* **Given exercise**
Return every record exactly as written.
===== Records supplied
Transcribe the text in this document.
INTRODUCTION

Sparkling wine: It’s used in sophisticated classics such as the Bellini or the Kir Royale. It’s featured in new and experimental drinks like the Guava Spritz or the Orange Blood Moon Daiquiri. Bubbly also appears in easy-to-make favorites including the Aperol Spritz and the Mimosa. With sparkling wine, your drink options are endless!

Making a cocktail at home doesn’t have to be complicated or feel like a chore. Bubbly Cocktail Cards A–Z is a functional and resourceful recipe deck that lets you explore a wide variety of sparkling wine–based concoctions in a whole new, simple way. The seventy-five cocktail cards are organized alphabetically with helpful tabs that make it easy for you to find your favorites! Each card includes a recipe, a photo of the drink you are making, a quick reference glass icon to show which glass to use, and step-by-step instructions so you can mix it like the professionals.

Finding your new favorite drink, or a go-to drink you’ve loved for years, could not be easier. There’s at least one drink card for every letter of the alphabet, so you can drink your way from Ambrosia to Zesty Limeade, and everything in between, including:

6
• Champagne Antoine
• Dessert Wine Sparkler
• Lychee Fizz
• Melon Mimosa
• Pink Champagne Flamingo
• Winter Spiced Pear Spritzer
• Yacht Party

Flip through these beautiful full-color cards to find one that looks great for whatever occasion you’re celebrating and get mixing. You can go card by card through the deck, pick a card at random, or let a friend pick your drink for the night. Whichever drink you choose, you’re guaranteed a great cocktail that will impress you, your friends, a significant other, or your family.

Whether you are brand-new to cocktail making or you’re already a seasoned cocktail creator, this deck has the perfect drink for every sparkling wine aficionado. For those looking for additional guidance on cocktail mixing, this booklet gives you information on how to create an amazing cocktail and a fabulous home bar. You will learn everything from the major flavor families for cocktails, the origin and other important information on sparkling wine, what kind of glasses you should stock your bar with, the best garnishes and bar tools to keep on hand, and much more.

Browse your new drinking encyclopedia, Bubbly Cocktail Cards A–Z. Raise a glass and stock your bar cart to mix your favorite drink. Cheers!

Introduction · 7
==========
* **Task solution**
Transcribe the text in this document.
INTRODUCTION

Sparkling wine: It’s used in sophisticated classics such as the Bellini or the Kir Royale. It’s featured in new and experimental drinks like the Guava Spritz or the Orange Blood Moon Daiquiri. Bubbly also appears in easy-to-make favorites including the Aperol Spritz and the Mimosa. With sparkling wine, your drink options are endless!

Making a cocktail at home doesn’t have to be complicated or feel like a chore. Bubbly Cocktail Cards A–Z is a functional and resourceful recipe deck that lets you explore a wide variety of sparkling wine–based concoctions in a whole new, simple way. The seventy-five cocktail cards are organized alphabetically with helpful tabs that make it easy for you to find your favorites! Each card includes a recipe, a photo of the drink you are making, a quick reference glass icon to show which glass to use, and step-by-step instructions so you can mix it like the professionals.

Finding your new favorite drink, or a go-to drink you’ve loved for years, could not be easier. There’s at least one drink card for every letter of the alphabet, so you can drink your way from Ambrosia to Zesty Limeade, and everything in between, including:

6
• Champagne Antoine
• Dessert Wine Sparkler
• Lychee Fizz
• Melon Mimosa
• Pink Champagne Flamingo
• Winter Spiced Pear Spritzer
• Yacht Party

Flip through these beautiful full-color cards to find one that looks great for whatever occasion you’re celebrating and get mixing. You can go card by card through the deck, pick a card at random, or let a friend pick your drink for the night. Whichever drink you choose, you’re guaranteed a great cocktail that will impress you, your friends, a significant other, or your family.

Whether you are brand-new to cocktail making or you’re already a seasoned cocktail creator, this deck has the perfect drink for every sparkling wine aficionado. For those looking for additional guidance on cocktail mixing, this booklet gives you information on how to create an amazing cocktail and a fabulous home bar. You will learn everything from the major flavor families for cocktails, the origin and other important information on sparkling wine, what kind of glasses you should stock your bar with, the best garnishes and bar tools to keep on hand, and much more.

Browse your new drinking encyclopedia, Bubbly Cocktail Cards A–Z. Raise a glass and stock your bar cart to mix your favorite drink. Cheers!

Introduction · 7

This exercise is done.